- [What needs to be done]
Please transcribe the listing below in full and word for word, without its pictures.

** BEGIN Records supplied **

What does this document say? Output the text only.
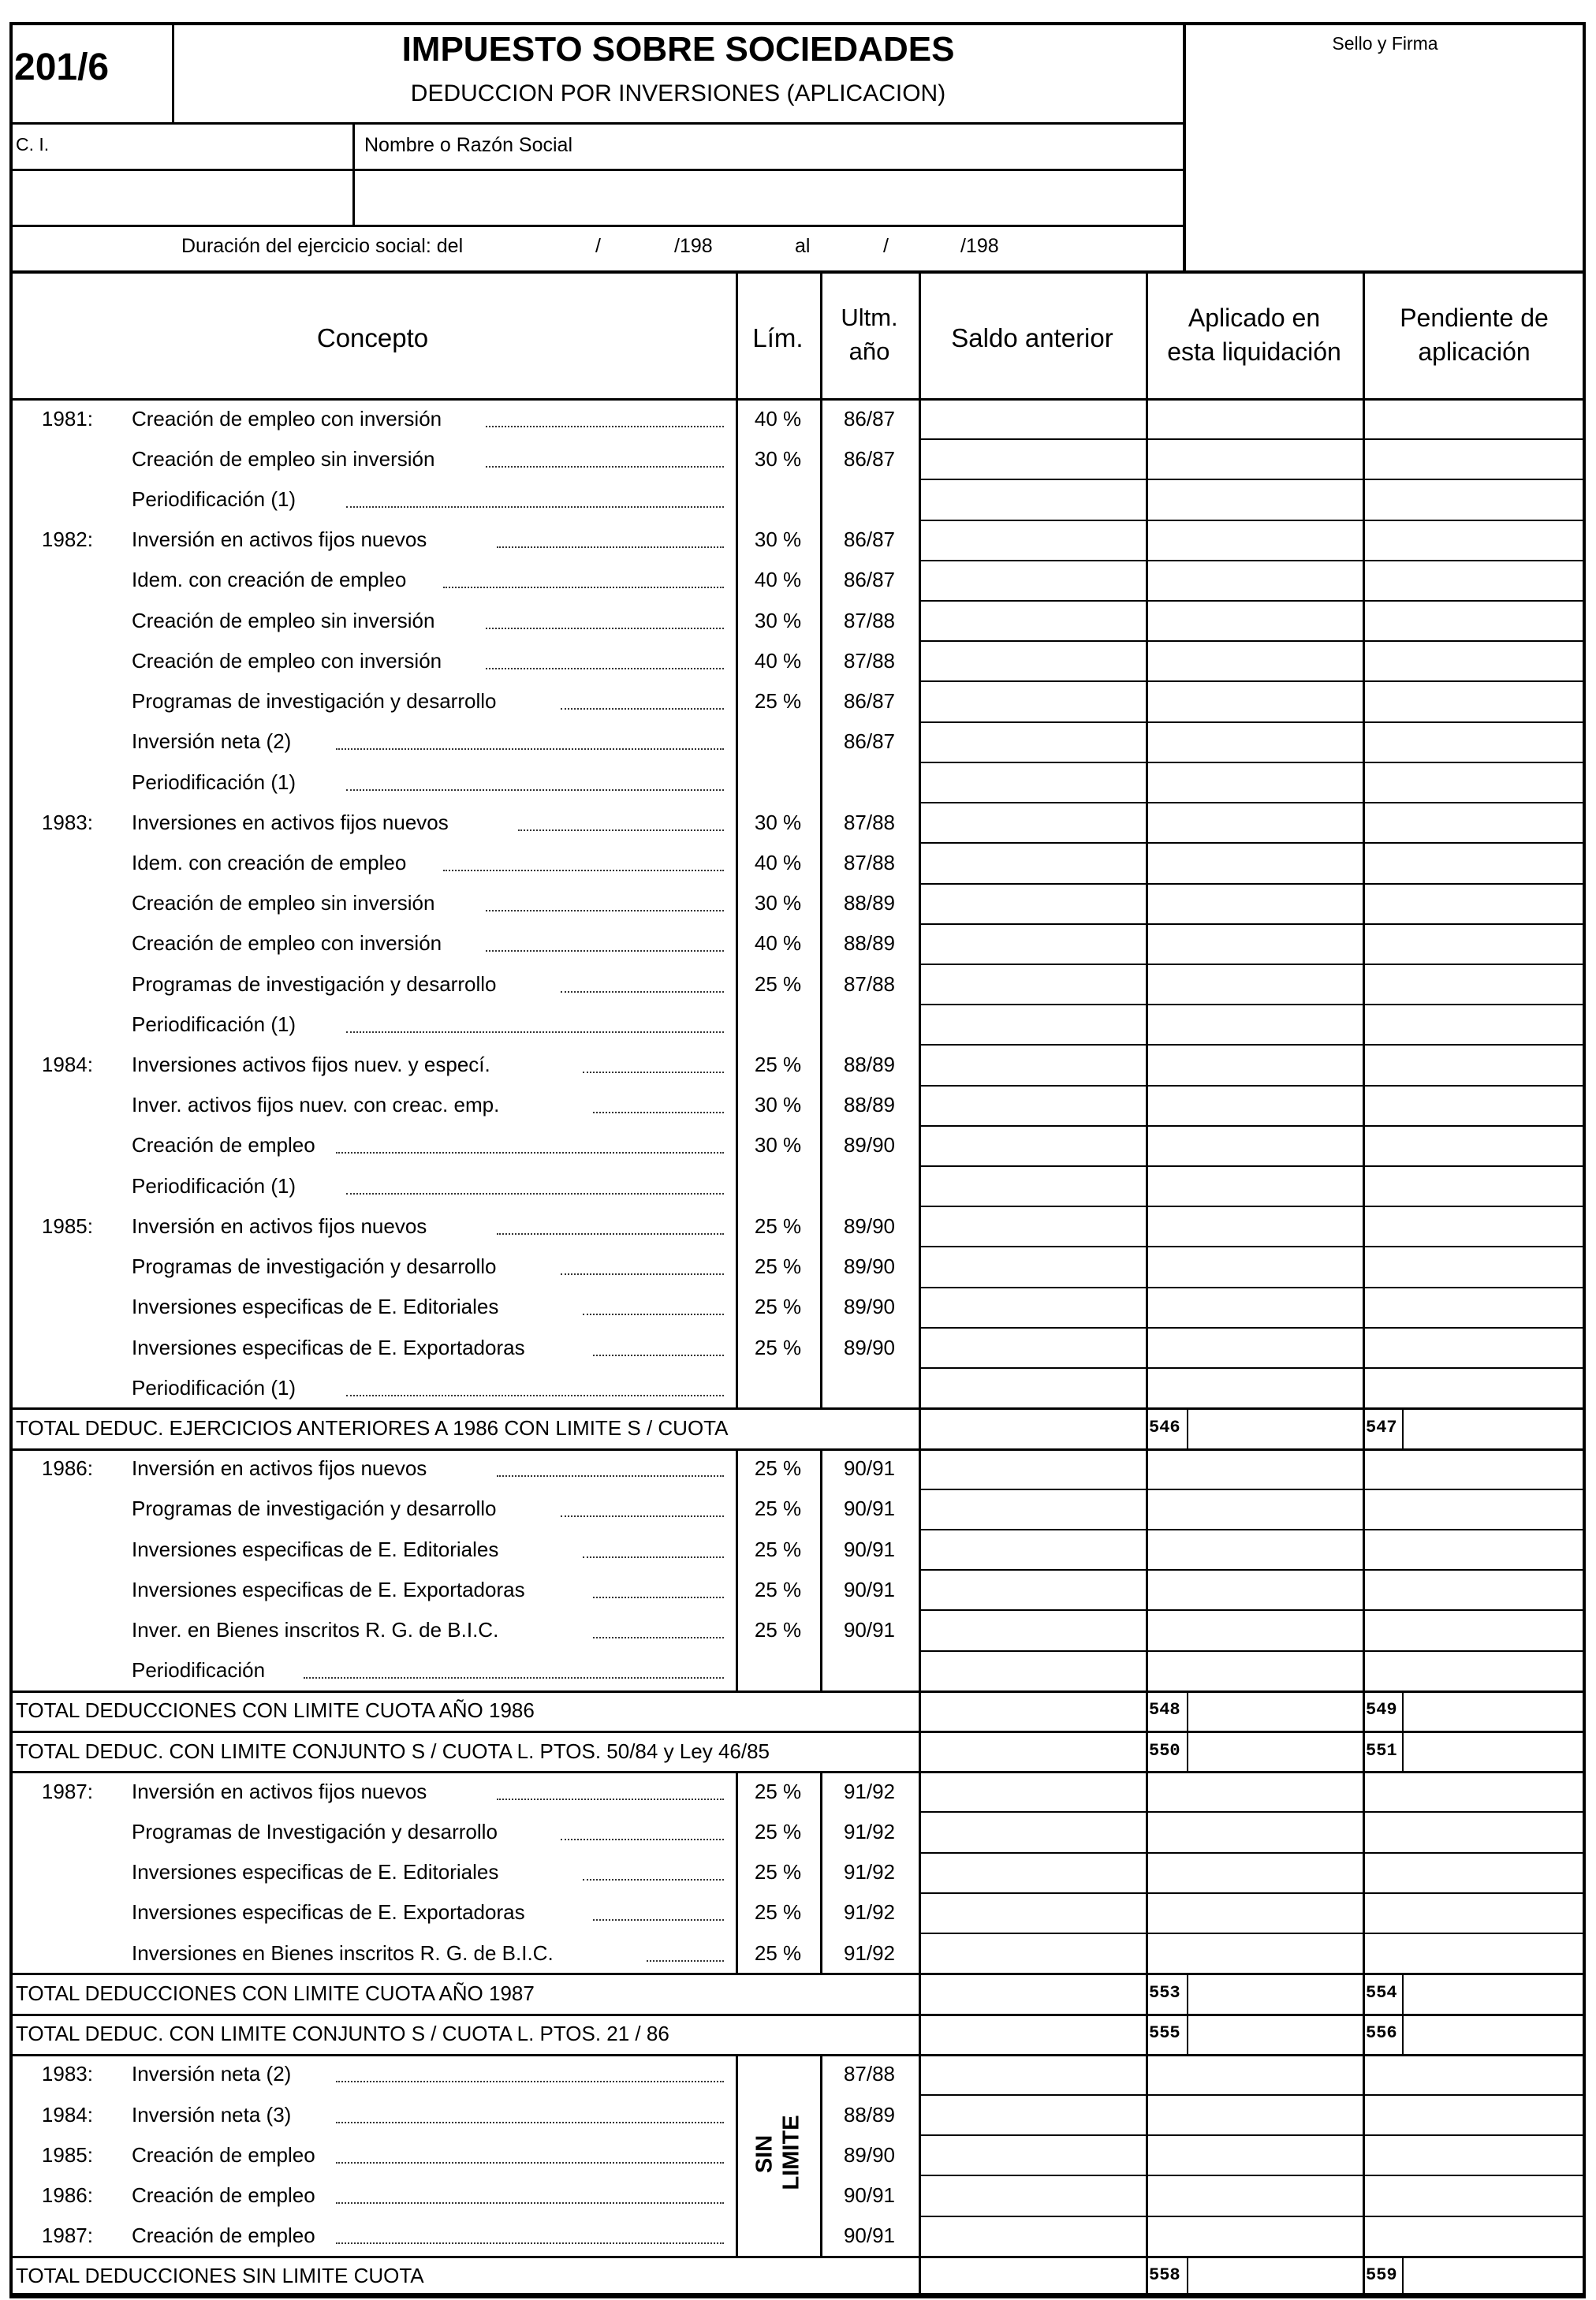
201/6	IMPUESTO SOBRE SOCIEDADES
DEDUCCION POR INVERSIONES (APLICACION)
Sello y Firma
C. I.	Nombre o Razón Social
Duración del ejercicio social: del	/	/198	al	/	/198
Concepto	Lím.
Ultm.
año	Saldo anterior
Aplicado en
esta liquidación
Pendiente de
aplicación
1981: Creación de empleo con inversión	40 %	86/87
Creación de empleo sin inversión	30 %	86/87
Periodificación (1)
1982: Inversión en activos fijos nuevos	30 %	86/87
Idem. con creación de empleo	40 %	86/87
Creación de empleo sin inversión	30 %	87/88
Creación de empleo con inversión	40 %	87/88
Programas de investigación y desarrollo	25 %	86/87
Inversión neta (2)	86/87
Periodificación (1)
1983: Inversiones en activos fijos nuevos	30 %	87/88
Idem. con creación de empleo	40 %	87/88
Creación de empleo sin inversión	30 %	88/89
Creación de empleo con inversión	40 %	88/89
Programas de investigación y desarrollo	25 %	87/88
Periodificación (1)
1984: Inversiones activos fijos nuev. y especí.	25 %	88/89
Inver. activos fijos nuev. con creac. emp.	30 %	88/89
Creación de empleo	30 %	89/90
Periodificación (1)
1985: Inversión en activos fijos nuevos	25 %	89/90
Programas de investigación y desarrollo	25 %	89/90
Inversiones especificas de E. Editoriales	25 %	89/90
Inversiones especificas de E. Exportadoras	25 %	89/90
Periodificación (1)
TOTAL DEDUC. EJERCICIOS ANTERIORES A 1986 CON LIMITE S / CUOTA	546	547
1986: Inversión en activos fijos nuevos	25 %	90/91
Programas de investigación y desarrollo	25 %	90/91
Inversiones especificas de E. Editoriales	25 %	90/91
Inversiones especificas de E. Exportadoras	25 %	90/91
Inver. en Bienes inscritos R. G. de B.I.C.	25 %	90/91
Periodificación
TOTAL DEDUCCIONES CON LIMITE CUOTA AÑO 1986	548	549
TOTAL DEDUC. CON LIMITE CONJUNTO S / CUOTA L. PTOS. 50/84 y Ley 46/85	550	551
1987: Inversión en activos fijos nuevos	25 %	91/92
Programas de Investigación y desarrollo	25 %	91/92
Inversiones especificas de E. Editoriales	25 %	91/92
Inversiones especificas de E. Exportadoras	25 %	91/92
Inversiones en Bienes inscritos R. G. de B.I.C.	25 %	91/92
TOTAL DEDUCCIONES CON LIMITE CUOTA AÑO 1987	553	554
TOTAL DEDUC. CON LIMITE CONJUNTO S / CUOTA L. PTOS. 21 / 86	555	556
1983: Inversión neta (2)	87/88
1984: Inversión neta (3)	88/89
1985: Creación de empleo	89/90
1986: Creación de empleo	90/91
1987: Creación de empleo	90/91
TOTAL DEDUCCIONES SIN LIMITE CUOTA	558	559
SIN LIMITE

** END Records supplied **

- [Written answer]
What does this document say? Output the text only.
201/6	IMPUESTO SOBRE SOCIEDADES
DEDUCCION POR INVERSIONES (APLICACION)
Sello y Firma
C. I.	Nombre o Razón Social
Duración del ejercicio social: del	/	/198	al	/	/198
Concepto	Lím.
Ultm.
año	Saldo anterior
Aplicado en
esta liquidación
Pendiente de
aplicación
1981: Creación de empleo con inversión	40 %	86/87
Creación de empleo sin inversión	30 %	86/87
Periodificación (1)
1982: Inversión en activos fijos nuevos	30 %	86/87
Idem. con creación de empleo	40 %	86/87
Creación de empleo sin inversión	30 %	87/88
Creación de empleo con inversión	40 %	87/88
Programas de investigación y desarrollo	25 %	86/87
Inversión neta (2)	86/87
Periodificación (1)
1983: Inversiones en activos fijos nuevos	30 %	87/88
Idem. con creación de empleo	40 %	87/88
Creación de empleo sin inversión	30 %	88/89
Creación de empleo con inversión	40 %	88/89
Programas de investigación y desarrollo	25 %	87/88
Periodificación (1)
1984: Inversiones activos fijos nuev. y especí.	25 %	88/89
Inver. activos fijos nuev. con creac. emp.	30 %	88/89
Creación de empleo	30 %	89/90
Periodificación (1)
1985: Inversión en activos fijos nuevos	25 %	89/90
Programas de investigación y desarrollo	25 %	89/90
Inversiones especificas de E. Editoriales	25 %	89/90
Inversiones especificas de E. Exportadoras	25 %	89/90
Periodificación (1)
TOTAL DEDUC. EJERCICIOS ANTERIORES A 1986 CON LIMITE S / CUOTA	546	547
1986: Inversión en activos fijos nuevos	25 %	90/91
Programas de investigación y desarrollo	25 %	90/91
Inversiones especificas de E. Editoriales	25 %	90/91
Inversiones especificas de E. Exportadoras	25 %	90/91
Inver. en Bienes inscritos R. G. de B.I.C.	25 %	90/91
Periodificación
TOTAL DEDUCCIONES CON LIMITE CUOTA AÑO 1986	548	549
TOTAL DEDUC. CON LIMITE CONJUNTO S / CUOTA L. PTOS. 50/84 y Ley 46/85	550	551
1987: Inversión en activos fijos nuevos	25 %	91/92
Programas de Investigación y desarrollo	25 %	91/92
Inversiones especificas de E. Editoriales	25 %	91/92
Inversiones especificas de E. Exportadoras	25 %	91/92
Inversiones en Bienes inscritos R. G. de B.I.C.	25 %	91/92
TOTAL DEDUCCIONES CON LIMITE CUOTA AÑO 1987	553	554
TOTAL DEDUC. CON LIMITE CONJUNTO S / CUOTA L. PTOS. 21 / 86	555	556
1983: Inversión neta (2)	87/88
1984: Inversión neta (3)	88/89
1985: Creación de empleo	89/90
1986: Creación de empleo	90/91
1987: Creación de empleo	90/91
TOTAL DEDUCCIONES SIN LIMITE CUOTA	558	559
SIN LIMITE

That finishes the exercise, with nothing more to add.